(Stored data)
▬▬▬

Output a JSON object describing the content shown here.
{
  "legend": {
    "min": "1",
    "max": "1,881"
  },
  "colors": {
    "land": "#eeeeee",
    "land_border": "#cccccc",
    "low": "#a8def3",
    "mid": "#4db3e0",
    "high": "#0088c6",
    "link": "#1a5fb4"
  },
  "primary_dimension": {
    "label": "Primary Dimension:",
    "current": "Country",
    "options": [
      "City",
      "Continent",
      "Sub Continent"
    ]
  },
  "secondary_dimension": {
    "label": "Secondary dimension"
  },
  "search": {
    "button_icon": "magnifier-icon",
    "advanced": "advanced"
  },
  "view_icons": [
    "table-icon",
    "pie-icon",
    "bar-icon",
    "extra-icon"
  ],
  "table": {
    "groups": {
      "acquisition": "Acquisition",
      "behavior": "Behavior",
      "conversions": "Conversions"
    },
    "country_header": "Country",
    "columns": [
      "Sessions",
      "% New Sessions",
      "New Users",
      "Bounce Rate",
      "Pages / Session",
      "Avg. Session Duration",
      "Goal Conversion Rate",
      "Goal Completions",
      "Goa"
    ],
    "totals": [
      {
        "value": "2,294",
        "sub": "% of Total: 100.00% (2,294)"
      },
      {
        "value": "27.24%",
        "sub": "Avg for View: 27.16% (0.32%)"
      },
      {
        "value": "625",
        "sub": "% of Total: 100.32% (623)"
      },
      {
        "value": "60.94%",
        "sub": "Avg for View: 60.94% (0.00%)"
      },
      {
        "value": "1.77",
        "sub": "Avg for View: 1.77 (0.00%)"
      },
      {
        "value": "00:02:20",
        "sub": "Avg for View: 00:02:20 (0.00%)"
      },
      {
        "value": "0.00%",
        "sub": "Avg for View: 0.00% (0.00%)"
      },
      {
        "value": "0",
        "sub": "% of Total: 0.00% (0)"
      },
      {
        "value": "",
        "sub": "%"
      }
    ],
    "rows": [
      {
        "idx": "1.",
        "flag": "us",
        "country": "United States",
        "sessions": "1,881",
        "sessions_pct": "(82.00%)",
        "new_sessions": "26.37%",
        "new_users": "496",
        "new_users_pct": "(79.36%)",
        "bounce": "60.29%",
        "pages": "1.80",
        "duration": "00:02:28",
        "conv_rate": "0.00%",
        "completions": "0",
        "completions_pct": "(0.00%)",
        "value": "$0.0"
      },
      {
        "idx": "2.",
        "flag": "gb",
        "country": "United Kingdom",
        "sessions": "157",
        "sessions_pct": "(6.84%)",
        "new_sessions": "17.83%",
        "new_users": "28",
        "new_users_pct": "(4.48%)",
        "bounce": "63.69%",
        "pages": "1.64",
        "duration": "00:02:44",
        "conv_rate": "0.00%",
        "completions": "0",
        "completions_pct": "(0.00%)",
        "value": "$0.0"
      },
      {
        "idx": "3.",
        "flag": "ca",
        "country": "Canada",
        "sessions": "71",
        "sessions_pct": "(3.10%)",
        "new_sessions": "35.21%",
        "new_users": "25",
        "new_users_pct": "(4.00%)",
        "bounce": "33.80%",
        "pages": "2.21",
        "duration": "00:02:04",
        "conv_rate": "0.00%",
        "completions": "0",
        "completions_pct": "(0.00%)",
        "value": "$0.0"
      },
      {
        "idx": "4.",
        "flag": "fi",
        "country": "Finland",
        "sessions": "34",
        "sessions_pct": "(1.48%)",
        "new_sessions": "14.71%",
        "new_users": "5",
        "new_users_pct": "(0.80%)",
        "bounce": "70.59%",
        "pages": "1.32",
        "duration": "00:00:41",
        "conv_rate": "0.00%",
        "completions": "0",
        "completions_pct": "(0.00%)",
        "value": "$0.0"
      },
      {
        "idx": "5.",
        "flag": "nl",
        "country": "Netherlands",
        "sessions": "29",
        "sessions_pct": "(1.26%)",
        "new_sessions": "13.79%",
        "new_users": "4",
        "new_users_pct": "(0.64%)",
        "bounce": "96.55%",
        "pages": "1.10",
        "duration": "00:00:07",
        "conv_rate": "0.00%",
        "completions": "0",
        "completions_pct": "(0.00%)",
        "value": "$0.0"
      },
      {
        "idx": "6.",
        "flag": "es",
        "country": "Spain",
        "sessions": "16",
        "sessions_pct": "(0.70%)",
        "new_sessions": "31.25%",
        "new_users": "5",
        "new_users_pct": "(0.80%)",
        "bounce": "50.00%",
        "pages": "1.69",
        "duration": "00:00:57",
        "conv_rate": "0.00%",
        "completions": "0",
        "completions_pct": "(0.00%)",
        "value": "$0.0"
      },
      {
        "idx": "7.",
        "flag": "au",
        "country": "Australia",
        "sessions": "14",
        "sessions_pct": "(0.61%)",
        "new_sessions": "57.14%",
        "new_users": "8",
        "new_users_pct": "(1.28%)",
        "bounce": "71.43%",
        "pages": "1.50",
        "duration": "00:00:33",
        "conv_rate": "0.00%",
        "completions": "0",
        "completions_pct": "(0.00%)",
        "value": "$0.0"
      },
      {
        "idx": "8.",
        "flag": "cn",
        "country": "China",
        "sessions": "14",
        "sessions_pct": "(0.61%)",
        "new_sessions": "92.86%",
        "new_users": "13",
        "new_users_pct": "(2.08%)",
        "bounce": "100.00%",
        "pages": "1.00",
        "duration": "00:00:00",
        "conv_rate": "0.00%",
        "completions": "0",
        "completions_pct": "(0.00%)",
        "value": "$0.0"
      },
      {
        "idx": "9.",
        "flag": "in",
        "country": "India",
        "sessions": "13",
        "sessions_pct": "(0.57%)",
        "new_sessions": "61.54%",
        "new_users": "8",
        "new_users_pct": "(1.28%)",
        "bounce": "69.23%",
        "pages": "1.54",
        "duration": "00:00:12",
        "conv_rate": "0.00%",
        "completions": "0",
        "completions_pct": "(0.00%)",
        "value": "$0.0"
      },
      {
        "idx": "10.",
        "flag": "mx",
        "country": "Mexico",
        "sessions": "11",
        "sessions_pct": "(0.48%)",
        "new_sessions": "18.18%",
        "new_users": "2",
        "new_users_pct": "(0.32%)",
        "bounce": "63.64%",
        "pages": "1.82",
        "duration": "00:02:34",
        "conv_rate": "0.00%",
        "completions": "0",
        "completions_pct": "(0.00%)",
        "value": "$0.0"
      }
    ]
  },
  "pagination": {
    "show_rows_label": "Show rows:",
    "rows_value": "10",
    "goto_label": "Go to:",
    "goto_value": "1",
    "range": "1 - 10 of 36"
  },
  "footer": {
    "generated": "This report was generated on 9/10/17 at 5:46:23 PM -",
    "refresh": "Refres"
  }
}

▬▬▬

**EXERCISE**
Copy out each line of the data where the string "United" appears.

**COMPLETE RESPONSE**
        "country": "United States",
        "country": "United Kingdom",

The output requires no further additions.